▼

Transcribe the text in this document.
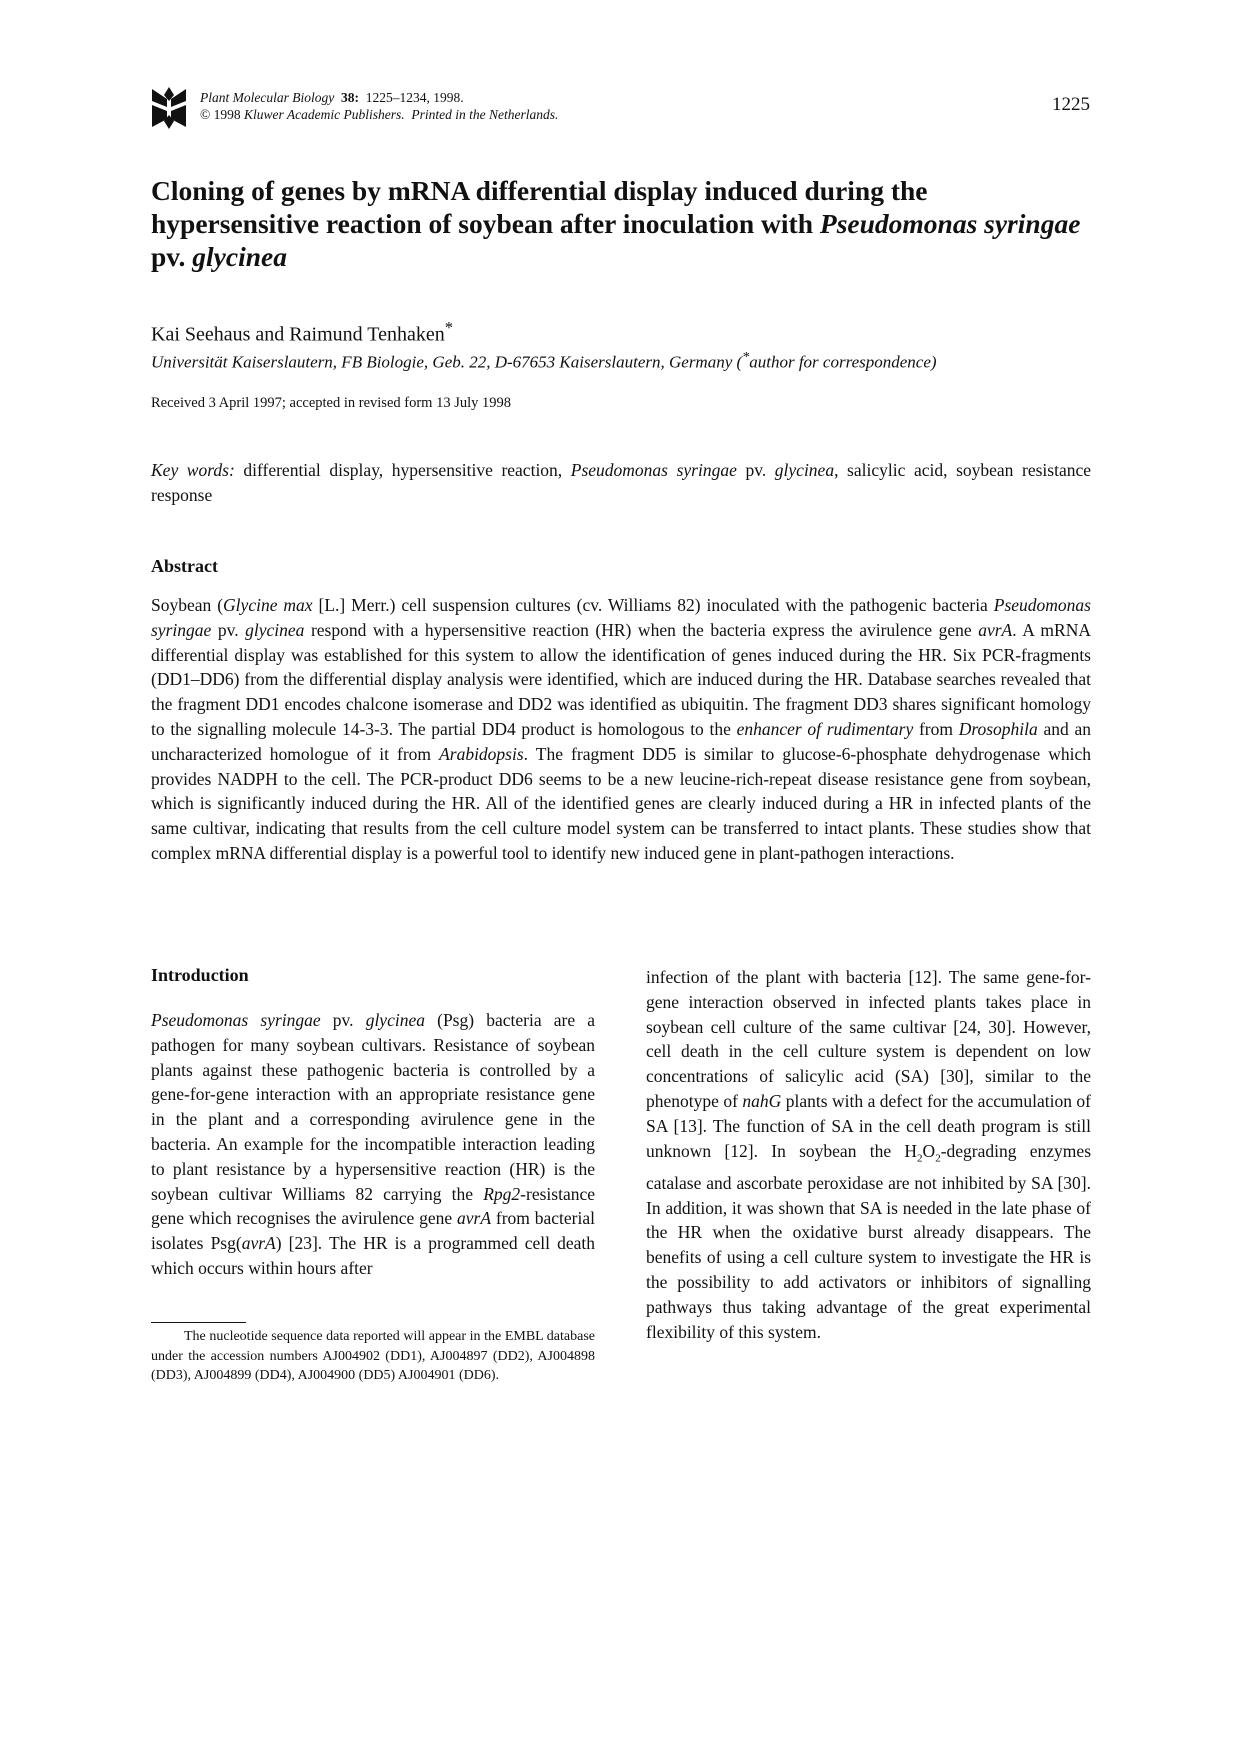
Plant Molecular Biology 38: 1225–1234, 1998.
© 1998 Kluwer Academic Publishers. Printed in the Netherlands.	1225
Cloning of genes by mRNA differential display induced during the hypersensitive reaction of soybean after inoculation with Pseudomonas syringae pv. glycinea
Kai Seehaus and Raimund Tenhaken*
Universität Kaiserslautern, FB Biologie, Geb. 22, D-67653 Kaiserslautern, Germany (*author for correspondence)
Received 3 April 1997; accepted in revised form 13 July 1998
Key words: differential display, hypersensitive reaction, Pseudomonas syringae pv. glycinea, salicylic acid, soybean resistance response
Abstract

Soybean (Glycine max [L.] Merr.) cell suspension cultures (cv. Williams 82) inoculated with the pathogenic bacteria Pseudomonas syringae pv. glycinea respond with a hypersensitive reaction (HR) when the bacteria express the avirulence gene avrA. A mRNA differential display was established for this system to allow the identification of genes induced during the HR. Six PCR-fragments (DD1–DD6) from the differential display analysis were identified, which are induced during the HR. Database searches revealed that the fragment DD1 encodes chalcone isomerase and DD2 was identified as ubiquitin. The fragment DD3 shares significant homology to the signalling molecule 14-3-3. The partial DD4 product is homologous to the enhancer of rudimentary from Drosophila and an uncharacterized homologue of it from Arabidopsis. The fragment DD5 is similar to glucose-6-phosphate dehydrogenase which provides NADPH to the cell. The PCR-product DD6 seems to be a new leucine-rich-repeat disease resistance gene from soybean, which is significantly induced during the HR. All of the identified genes are clearly induced during a HR in infected plants of the same cultivar, indicating that results from the cell culture model system can be transferred to intact plants. These studies show that complex mRNA differential display is a powerful tool to identify new induced gene in plant-pathogen interactions.

Introduction

Pseudomonas syringae pv. glycinea (Psg) bacteria are a pathogen for many soybean cultivars. Resistance of soybean plants against these pathogenic bacteria is controlled by a gene-for-gene interaction with an appropriate resistance gene in the plant and a corresponding avirulence gene in the bacteria. An example for the incompatible interaction leading to plant resistance by a hypersensitive reaction (HR) is the soybean cultivar Williams 82 carrying the Rpg2-resistance gene which recognises the avirulence gene avrA from bacterial isolates Psg(avrA) [23]. The HR is a programmed cell death which occurs within hours after

The nucleotide sequence data reported will appear in the EMBL database under the accession numbers AJ004902 (DD1), AJ004897 (DD2), AJ004898 (DD3), AJ004899 (DD4), AJ004900 (DD5) AJ004901 (DD6).

infection of the plant with bacteria [12]. The same gene-for-gene interaction observed in infected plants takes place in soybean cell culture of the same cultivar [24, 30]. However, cell death in the cell culture system is dependent on low concentrations of salicylic acid (SA) [30], similar to the phenotype of nahG plants with a defect for the accumulation of SA [13]. The function of SA in the cell death program is still unknown [12]. In soybean the $H_2O_2$-degrading enzymes catalase and ascorbate peroxidase are not inhibited by SA [30]. In addition, it was shown that SA is needed in the late phase of the HR when the oxidative burst already disappears. The benefits of using a cell culture system to investigate the HR is the possibility to add activators or inhibitors of signalling pathways thus taking advantage of the great experimental flexibility of this system.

▲

_What to produce_
Copy out every line of the data that includes "death".

_Reply to the exercise_
Pseudomonas syringae pv. glycinea (Psg) bacteria are a pathogen for many soybean cultivars. Resistance of soybean plants against these pathogenic bacteria is controlled by a gene-for-gene interaction with an appropriate resistance gene in the plant and a corresponding avirulence gene in the bacteria. An example for the incompatible interaction leading to plant resistance by a hypersensitive reaction (HR) is the soybean cultivar Williams 82 carrying the Rpg2-resistance gene which recognises the avirulence gene avrA from bacterial isolates Psg(avrA) [23]. The HR is a programmed cell death which occurs within hours after
infection of the plant with bacteria [12]. The same gene-for-gene interaction observed in infected plants takes place in soybean cell culture of the same cultivar [24, 30]. However, cell death in the cell culture system is dependent on low concentrations of salicylic acid (SA) [30], similar to the phenotype of nahG plants with a defect for the accumulation of SA [13]. The function of SA in the cell death program is still unknown [12]. In soybean the $H_2O_2$-degrading enzymes catalase and ascorbate peroxidase are not inhibited by SA [30]. In addition, it was shown that SA is needed in the late phase of the HR when the oxidative burst already disappears. The benefits of using a cell culture system to investigate the HR is the possibility to add activators or inhibitors of signalling pathways thus taking advantage of the great experimental flexibility of this system.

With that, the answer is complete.